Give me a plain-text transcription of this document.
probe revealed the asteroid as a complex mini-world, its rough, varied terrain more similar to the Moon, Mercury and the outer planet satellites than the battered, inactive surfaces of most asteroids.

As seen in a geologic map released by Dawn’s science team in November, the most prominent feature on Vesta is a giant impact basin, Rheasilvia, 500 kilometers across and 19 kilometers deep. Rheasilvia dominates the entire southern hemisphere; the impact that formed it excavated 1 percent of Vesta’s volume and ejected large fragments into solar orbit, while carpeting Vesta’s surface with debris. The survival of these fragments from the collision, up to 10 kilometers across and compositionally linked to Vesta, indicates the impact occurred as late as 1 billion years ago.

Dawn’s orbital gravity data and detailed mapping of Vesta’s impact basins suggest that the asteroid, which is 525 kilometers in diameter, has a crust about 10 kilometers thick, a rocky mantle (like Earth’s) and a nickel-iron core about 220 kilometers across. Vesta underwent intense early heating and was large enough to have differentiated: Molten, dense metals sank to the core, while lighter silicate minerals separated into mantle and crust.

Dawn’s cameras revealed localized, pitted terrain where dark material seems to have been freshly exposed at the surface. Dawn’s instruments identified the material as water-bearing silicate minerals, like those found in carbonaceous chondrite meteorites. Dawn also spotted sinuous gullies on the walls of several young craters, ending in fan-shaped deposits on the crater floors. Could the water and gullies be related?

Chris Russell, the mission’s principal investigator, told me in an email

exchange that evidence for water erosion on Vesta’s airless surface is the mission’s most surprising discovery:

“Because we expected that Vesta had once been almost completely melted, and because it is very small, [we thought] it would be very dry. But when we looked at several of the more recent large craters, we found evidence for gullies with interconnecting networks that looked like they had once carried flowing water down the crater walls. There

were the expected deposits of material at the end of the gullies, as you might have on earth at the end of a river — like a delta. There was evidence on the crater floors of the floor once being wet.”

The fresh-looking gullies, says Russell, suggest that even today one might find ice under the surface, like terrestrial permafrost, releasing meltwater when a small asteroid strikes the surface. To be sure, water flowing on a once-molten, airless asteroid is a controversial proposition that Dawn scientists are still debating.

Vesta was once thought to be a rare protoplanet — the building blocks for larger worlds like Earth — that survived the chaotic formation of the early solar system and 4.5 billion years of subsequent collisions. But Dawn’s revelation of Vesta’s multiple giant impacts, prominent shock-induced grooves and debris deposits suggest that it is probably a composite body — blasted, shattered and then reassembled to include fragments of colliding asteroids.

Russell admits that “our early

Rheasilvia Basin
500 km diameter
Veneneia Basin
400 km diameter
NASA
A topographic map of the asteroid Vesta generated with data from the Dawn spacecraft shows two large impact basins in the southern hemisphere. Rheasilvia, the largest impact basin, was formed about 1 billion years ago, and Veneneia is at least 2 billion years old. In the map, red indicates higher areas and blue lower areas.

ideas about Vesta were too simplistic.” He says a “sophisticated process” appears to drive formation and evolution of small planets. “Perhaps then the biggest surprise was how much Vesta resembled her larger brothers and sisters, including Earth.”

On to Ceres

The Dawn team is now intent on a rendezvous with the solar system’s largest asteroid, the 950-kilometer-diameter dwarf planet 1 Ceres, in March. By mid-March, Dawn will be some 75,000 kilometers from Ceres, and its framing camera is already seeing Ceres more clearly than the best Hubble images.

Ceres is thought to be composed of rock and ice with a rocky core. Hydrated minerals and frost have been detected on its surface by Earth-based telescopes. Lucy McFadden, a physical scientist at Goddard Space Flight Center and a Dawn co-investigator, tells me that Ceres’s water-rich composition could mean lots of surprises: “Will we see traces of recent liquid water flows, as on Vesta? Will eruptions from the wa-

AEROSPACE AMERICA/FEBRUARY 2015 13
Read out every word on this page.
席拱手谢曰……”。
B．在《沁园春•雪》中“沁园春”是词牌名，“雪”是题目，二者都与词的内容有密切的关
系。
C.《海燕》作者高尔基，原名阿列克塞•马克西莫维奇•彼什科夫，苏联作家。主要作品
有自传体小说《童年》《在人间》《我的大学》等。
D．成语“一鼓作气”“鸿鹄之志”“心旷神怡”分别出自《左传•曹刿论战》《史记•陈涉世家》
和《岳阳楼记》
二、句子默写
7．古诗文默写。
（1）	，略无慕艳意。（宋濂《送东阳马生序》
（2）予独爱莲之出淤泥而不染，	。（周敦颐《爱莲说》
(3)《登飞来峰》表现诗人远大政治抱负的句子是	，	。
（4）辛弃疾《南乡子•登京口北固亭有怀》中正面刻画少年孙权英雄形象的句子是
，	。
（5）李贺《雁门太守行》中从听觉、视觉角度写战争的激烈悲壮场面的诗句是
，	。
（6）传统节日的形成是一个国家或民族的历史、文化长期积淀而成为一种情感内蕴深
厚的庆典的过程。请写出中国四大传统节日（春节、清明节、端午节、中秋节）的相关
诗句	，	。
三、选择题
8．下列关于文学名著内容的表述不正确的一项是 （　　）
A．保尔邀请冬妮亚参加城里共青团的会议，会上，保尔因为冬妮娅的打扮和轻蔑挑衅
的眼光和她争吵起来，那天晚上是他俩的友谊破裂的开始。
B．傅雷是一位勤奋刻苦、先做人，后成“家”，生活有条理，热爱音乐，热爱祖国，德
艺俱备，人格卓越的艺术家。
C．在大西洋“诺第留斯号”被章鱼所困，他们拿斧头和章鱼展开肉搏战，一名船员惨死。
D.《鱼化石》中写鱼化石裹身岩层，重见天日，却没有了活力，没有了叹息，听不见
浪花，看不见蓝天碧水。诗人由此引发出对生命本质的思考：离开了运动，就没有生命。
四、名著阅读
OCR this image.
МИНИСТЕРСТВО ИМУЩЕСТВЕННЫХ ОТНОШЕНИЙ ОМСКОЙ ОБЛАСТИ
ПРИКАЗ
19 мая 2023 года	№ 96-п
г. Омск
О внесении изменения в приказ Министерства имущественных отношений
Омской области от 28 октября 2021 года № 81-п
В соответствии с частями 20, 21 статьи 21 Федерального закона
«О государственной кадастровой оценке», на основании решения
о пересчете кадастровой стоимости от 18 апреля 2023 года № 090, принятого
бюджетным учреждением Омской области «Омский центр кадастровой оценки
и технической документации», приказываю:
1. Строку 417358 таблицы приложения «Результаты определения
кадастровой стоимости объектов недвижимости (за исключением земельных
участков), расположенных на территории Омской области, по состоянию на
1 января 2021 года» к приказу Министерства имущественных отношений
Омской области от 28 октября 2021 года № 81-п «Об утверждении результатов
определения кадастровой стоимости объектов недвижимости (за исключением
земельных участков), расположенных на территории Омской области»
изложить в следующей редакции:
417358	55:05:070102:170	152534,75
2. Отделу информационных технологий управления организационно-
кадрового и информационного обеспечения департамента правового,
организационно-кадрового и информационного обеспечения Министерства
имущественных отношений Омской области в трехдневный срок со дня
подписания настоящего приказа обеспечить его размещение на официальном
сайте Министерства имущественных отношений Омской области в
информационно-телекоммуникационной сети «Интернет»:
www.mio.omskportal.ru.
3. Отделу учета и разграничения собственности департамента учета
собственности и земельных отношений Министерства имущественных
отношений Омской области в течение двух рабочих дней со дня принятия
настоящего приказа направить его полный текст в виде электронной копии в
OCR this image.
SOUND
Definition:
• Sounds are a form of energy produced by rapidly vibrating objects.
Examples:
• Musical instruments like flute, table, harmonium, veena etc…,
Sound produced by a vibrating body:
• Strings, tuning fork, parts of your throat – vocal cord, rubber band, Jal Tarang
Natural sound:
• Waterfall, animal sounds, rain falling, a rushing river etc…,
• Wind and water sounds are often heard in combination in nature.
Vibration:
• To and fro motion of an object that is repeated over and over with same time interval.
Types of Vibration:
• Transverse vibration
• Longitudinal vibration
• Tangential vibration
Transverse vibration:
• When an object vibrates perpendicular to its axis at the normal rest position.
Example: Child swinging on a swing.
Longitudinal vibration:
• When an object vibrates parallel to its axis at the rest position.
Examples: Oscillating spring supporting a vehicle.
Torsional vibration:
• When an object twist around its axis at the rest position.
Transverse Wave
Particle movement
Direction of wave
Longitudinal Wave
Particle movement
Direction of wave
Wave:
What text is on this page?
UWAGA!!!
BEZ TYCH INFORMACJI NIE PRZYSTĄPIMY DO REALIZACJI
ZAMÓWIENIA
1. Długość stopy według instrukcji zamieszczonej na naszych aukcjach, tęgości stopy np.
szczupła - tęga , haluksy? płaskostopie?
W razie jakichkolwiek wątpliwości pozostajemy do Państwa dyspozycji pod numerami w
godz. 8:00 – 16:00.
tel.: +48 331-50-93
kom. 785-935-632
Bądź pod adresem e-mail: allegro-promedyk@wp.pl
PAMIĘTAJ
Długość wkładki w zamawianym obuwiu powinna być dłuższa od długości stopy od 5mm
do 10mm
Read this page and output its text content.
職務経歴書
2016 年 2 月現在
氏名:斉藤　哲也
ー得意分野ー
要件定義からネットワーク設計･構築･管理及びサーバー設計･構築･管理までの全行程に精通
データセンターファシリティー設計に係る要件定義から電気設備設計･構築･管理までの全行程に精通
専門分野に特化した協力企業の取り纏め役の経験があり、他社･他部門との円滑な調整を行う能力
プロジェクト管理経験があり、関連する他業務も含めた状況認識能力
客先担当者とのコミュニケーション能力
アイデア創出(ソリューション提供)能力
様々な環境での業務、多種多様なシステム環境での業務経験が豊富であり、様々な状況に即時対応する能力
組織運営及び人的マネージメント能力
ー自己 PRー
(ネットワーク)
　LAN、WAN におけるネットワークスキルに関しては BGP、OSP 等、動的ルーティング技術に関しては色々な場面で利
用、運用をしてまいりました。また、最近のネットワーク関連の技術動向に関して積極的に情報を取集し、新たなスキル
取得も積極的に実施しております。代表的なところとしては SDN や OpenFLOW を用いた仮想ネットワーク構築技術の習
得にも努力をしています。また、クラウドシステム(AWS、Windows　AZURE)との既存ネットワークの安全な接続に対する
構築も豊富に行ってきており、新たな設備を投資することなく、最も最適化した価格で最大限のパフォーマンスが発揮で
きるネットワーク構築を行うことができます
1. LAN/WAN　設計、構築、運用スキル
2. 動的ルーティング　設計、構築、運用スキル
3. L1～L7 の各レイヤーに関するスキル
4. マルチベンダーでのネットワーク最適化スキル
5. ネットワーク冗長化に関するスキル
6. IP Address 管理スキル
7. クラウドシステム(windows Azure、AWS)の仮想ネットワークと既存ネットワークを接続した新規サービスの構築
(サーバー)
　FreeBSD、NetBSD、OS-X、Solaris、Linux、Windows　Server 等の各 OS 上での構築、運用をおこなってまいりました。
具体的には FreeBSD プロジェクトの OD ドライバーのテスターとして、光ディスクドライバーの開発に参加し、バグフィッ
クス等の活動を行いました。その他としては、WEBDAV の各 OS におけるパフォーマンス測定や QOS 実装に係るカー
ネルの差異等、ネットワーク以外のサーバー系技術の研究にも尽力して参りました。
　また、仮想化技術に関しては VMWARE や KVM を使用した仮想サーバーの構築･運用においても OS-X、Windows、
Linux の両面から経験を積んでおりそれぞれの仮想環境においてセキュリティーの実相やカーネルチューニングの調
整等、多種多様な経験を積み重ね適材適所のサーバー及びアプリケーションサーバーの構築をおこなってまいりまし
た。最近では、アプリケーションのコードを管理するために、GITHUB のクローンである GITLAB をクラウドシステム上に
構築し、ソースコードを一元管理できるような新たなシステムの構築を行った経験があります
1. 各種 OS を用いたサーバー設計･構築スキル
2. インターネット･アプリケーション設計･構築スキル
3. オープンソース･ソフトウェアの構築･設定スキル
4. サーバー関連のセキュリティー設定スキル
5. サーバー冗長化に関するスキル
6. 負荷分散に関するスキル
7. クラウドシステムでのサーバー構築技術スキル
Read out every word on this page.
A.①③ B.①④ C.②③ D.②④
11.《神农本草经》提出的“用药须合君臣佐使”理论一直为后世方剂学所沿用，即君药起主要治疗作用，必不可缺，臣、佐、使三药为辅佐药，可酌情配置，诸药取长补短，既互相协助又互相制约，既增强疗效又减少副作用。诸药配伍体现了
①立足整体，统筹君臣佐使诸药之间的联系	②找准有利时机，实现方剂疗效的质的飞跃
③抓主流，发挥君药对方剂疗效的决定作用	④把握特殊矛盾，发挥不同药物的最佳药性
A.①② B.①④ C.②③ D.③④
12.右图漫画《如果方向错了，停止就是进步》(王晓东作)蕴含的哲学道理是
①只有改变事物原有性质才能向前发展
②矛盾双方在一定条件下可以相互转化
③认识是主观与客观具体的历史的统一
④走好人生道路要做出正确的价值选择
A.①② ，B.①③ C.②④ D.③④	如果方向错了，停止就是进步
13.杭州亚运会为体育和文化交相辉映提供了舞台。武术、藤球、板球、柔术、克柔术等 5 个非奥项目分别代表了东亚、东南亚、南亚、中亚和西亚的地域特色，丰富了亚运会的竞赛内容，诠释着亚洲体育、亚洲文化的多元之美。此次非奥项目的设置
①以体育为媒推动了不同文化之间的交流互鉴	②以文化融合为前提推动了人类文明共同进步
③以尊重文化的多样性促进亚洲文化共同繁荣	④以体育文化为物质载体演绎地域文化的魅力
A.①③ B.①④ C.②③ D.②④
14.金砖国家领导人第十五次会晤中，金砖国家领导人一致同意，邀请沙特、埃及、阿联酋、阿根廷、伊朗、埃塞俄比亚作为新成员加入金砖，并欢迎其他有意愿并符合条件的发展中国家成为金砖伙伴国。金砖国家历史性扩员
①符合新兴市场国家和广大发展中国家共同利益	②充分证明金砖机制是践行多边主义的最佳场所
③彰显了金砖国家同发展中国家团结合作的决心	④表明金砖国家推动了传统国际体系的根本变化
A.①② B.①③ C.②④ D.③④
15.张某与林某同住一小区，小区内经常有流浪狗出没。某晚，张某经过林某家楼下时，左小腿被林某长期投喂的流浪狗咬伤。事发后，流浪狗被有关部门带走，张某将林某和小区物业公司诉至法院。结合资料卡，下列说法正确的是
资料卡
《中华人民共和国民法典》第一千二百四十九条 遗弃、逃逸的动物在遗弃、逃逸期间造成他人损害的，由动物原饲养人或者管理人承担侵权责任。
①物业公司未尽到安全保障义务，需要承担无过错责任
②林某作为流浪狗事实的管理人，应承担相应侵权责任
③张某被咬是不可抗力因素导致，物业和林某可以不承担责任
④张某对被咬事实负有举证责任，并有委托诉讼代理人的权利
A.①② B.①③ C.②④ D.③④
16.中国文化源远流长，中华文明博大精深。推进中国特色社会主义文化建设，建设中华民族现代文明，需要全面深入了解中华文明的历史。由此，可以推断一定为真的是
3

-*-*-

What is expected
Copy out each line in the preceding records that contains "管理までの全行程に精通".

Solution
要件定義からネットワーク設計･構築･管理及びサーバー設計･構築･管理までの全行程に精通
データセンターファシリティー設計に係る要件定義から電気設備設計･構築･管理までの全行程に精通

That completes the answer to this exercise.